Document extract:
╔══
Visual search task: Subjects performed a single visual search task involving the set of images used in all three categorization tasks. The experiment began with a motor reaction measurement block in which a white circle appeared on the left or right side of the screen, and the subject had to indicate with a key press the side on which the target appeared (Z for left, M for right). This was followed by practice visual search trials involving random objects (not belonging to the image set). Each visual search trial began with a fixation cross that appeared for 500 ms, followed by a 4 × 4 array of items consisting of one oddball target among a field of otherwise identical distractors with a red vertical line in the middle of the screen (to facilitate left/right judgments). The search array was displayed until the subject made a response with a maximum of 5 s, after which the trial was marked as an error trial and repeated later on (Figure 1B). We varied the size of the distractors relative to the target in order to prevent low-order cues such as image size (or alignment of items along rows or columns) from influencing visual search. Specifically, among the 16 items in the 4 × 4 array, one target and seven distractors measured 80% of the object size used in the categorization experiment (i.e., 3.84° along the longer dimension), and four distractors each measured 60% and 100% of the original size.
╚══
Written problem 1: According to the visual search description, how long was the fixation cross shown at the start of each trial?

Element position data
╔══
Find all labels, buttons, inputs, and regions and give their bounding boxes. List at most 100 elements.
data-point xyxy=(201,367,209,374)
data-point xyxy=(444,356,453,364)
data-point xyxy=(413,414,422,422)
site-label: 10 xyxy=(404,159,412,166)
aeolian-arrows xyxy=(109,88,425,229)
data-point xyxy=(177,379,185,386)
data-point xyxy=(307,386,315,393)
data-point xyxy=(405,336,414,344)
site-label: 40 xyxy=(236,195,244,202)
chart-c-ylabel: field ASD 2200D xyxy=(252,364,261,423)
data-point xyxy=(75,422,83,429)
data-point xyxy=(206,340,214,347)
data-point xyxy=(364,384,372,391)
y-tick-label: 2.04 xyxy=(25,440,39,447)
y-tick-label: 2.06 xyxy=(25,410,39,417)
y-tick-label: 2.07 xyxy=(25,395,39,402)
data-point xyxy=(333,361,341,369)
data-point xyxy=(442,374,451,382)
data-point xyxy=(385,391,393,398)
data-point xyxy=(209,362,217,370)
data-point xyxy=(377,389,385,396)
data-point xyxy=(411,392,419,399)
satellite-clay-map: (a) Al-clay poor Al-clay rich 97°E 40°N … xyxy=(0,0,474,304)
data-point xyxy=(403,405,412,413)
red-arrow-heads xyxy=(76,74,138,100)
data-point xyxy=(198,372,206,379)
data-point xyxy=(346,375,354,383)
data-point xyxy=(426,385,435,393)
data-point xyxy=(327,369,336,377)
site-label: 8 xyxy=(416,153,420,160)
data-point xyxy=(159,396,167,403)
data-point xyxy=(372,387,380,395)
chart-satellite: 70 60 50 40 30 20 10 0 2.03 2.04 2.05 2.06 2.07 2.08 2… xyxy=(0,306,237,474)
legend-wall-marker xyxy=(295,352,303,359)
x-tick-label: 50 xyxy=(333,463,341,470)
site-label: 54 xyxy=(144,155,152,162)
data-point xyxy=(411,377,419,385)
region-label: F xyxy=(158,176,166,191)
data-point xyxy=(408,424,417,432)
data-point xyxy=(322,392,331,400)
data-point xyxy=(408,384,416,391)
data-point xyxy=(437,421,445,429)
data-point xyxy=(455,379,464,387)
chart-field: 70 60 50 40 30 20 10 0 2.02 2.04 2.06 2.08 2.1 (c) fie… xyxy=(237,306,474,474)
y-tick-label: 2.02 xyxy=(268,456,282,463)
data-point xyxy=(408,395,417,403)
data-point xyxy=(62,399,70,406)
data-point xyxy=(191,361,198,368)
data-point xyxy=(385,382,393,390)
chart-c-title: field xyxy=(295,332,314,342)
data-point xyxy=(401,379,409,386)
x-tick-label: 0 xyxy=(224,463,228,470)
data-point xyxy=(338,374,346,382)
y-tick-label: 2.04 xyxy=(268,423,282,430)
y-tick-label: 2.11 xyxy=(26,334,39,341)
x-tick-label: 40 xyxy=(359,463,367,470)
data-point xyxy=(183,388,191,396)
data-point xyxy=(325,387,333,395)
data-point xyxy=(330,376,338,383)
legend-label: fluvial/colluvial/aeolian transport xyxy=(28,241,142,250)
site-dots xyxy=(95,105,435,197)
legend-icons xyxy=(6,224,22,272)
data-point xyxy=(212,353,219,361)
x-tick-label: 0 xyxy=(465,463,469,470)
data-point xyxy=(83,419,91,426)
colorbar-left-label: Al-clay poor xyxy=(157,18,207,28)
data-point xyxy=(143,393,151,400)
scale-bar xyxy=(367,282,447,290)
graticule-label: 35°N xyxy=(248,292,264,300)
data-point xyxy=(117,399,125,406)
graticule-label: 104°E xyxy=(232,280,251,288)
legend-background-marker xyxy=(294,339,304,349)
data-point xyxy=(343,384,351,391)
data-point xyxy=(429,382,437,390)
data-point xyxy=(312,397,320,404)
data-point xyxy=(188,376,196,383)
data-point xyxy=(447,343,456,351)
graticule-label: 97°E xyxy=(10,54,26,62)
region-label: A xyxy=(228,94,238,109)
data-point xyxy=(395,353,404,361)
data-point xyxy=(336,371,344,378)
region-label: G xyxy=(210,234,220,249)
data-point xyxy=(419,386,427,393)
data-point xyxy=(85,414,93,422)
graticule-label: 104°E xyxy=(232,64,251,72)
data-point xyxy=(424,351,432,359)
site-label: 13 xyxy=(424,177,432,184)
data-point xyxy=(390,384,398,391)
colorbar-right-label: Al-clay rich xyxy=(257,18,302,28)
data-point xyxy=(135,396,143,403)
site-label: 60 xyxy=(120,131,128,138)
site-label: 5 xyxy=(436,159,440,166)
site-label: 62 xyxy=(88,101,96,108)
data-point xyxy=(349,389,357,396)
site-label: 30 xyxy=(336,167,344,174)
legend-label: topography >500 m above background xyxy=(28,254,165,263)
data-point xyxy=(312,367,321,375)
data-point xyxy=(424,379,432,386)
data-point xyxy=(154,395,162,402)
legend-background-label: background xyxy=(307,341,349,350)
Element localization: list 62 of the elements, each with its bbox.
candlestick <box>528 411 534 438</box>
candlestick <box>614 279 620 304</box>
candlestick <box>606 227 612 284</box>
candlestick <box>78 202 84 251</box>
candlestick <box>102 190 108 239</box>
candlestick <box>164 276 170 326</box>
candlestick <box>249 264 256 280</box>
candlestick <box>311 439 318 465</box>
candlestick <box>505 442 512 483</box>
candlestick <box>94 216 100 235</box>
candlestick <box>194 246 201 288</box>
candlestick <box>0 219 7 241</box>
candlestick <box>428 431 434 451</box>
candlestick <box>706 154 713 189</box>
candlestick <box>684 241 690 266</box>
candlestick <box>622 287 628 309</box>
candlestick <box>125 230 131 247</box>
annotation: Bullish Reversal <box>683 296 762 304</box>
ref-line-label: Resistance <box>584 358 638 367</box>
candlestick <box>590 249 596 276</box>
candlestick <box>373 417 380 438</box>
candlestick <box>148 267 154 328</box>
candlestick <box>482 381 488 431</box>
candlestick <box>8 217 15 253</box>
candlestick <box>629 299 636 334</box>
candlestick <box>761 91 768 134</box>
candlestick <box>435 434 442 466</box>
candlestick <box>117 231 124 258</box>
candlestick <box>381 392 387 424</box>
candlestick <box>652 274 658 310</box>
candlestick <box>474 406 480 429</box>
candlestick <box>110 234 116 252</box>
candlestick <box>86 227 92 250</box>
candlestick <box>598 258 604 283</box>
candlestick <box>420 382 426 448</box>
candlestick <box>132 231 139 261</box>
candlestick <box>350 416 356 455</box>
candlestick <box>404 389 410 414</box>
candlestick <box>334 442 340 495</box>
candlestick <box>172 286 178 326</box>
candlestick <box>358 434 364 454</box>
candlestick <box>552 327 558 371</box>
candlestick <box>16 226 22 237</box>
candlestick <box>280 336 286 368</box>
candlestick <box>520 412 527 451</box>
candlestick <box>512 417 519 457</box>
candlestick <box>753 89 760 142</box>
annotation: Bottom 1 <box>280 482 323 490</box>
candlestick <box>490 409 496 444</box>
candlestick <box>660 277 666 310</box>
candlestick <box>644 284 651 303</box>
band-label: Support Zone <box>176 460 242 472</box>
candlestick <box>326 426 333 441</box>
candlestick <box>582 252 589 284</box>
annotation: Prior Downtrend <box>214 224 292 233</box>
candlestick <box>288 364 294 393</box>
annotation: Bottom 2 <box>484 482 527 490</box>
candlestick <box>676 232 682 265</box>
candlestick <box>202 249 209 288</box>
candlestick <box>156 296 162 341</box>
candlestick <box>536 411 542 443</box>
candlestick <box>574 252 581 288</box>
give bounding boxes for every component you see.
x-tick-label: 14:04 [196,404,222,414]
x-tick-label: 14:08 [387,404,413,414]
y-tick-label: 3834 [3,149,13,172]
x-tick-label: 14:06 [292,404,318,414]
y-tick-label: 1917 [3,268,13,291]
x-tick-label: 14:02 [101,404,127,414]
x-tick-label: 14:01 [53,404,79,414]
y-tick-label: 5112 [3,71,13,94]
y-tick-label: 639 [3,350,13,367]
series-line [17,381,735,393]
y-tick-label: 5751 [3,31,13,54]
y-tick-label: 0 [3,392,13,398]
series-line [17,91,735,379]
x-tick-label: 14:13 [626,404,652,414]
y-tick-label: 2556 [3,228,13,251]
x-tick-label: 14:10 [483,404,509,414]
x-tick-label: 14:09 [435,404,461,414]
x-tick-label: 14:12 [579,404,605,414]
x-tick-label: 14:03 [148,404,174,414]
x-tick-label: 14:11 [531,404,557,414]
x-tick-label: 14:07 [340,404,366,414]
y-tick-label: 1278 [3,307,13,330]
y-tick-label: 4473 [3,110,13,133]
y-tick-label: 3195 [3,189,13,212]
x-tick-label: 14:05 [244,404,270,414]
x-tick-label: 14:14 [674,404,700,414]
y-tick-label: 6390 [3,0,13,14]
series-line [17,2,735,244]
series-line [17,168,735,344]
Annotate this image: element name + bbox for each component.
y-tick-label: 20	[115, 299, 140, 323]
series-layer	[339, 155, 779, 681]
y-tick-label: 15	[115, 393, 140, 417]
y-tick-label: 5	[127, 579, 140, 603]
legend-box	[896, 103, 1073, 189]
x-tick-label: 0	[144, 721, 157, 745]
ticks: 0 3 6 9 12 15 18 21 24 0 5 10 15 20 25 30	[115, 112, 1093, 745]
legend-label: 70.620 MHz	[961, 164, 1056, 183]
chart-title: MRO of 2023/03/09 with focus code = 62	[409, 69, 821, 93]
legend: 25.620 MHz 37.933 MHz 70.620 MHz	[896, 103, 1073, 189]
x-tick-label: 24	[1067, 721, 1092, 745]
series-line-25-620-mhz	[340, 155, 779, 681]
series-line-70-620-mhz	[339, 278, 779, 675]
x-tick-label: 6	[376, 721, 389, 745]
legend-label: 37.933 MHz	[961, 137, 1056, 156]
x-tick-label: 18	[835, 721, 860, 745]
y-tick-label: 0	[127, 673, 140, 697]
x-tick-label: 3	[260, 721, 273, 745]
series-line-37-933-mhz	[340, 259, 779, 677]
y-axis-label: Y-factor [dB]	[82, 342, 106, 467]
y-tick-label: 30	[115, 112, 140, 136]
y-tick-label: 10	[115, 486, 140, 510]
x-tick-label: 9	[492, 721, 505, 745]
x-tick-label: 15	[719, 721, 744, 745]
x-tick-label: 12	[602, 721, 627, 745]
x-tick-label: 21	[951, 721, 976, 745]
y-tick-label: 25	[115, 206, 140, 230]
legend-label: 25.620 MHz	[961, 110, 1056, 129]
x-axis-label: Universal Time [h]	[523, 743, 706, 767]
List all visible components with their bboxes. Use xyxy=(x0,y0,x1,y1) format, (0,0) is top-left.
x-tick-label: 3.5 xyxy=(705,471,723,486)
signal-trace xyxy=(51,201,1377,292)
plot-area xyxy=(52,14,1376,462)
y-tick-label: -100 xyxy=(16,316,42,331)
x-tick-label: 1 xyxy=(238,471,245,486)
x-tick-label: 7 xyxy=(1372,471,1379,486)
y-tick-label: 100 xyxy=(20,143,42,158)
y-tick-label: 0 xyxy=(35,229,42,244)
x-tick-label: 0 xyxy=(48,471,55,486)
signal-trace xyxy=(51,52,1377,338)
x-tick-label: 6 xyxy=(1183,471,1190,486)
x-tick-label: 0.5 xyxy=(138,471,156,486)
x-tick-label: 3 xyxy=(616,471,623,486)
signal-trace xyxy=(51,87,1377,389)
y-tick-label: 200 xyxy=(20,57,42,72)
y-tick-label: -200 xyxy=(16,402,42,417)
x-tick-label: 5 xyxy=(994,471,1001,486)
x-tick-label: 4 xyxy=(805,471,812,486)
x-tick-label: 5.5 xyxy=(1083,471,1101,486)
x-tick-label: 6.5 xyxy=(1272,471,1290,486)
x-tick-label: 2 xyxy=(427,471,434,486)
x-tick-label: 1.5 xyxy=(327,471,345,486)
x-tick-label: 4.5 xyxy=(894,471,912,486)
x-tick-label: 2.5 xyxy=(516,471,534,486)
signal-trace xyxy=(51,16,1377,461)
╚══
Written problem 2: Render everything from the first line of the entries down to the line containing "aeolian-arrows xyxy=(109,88,425,229)" as a Markdown table with the columns "No." and "Entry", leaving out blank lines.

Response 1: 500 ms

Response 2:
| No. | Entry |
|---|---|
| 1 | Find all labels, buttons, inputs, and regions and give their bounding boxes. List at most 100 elements. |
| 2 | data-point xyxy=(201,367,209,374) |
| 3 | data-point xyxy=(444,356,453,364) |
| 4 | data-point xyxy=(413,414,422,422) |
| 5 | site-label: 10 xyxy=(404,159,412,166) |
| 6 | aeolian-arrows xyxy=(109,88,425,229) |